What the task requires -> Check each line of the material below, and copy it if it holds the string "name".
+++ Exercise materials
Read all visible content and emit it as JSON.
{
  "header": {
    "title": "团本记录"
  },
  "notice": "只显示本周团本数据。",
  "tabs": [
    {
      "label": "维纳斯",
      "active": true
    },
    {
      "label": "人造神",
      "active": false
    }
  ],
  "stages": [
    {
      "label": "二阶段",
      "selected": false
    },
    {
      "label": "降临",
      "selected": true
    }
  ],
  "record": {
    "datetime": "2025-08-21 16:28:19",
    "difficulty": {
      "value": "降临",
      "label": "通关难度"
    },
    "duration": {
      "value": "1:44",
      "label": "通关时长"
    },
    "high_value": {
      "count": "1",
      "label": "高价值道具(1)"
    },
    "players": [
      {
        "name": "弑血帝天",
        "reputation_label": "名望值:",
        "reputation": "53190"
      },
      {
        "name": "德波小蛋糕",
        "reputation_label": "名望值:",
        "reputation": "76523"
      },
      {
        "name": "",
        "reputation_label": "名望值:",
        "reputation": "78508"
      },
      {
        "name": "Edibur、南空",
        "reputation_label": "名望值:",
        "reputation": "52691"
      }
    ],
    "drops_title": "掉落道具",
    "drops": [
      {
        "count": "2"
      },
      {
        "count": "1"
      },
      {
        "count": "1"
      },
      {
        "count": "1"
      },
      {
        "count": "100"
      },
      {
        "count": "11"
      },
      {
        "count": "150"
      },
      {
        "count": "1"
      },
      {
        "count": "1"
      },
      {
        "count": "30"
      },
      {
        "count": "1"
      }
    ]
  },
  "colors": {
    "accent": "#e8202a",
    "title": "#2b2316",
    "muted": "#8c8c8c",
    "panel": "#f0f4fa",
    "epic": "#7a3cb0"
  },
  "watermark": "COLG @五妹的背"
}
++++++
Exercise answer ->
        "name": "弑血帝天",
        "name": "德波小蛋糕",
        "name": "",
        "name": "Edibur、南空",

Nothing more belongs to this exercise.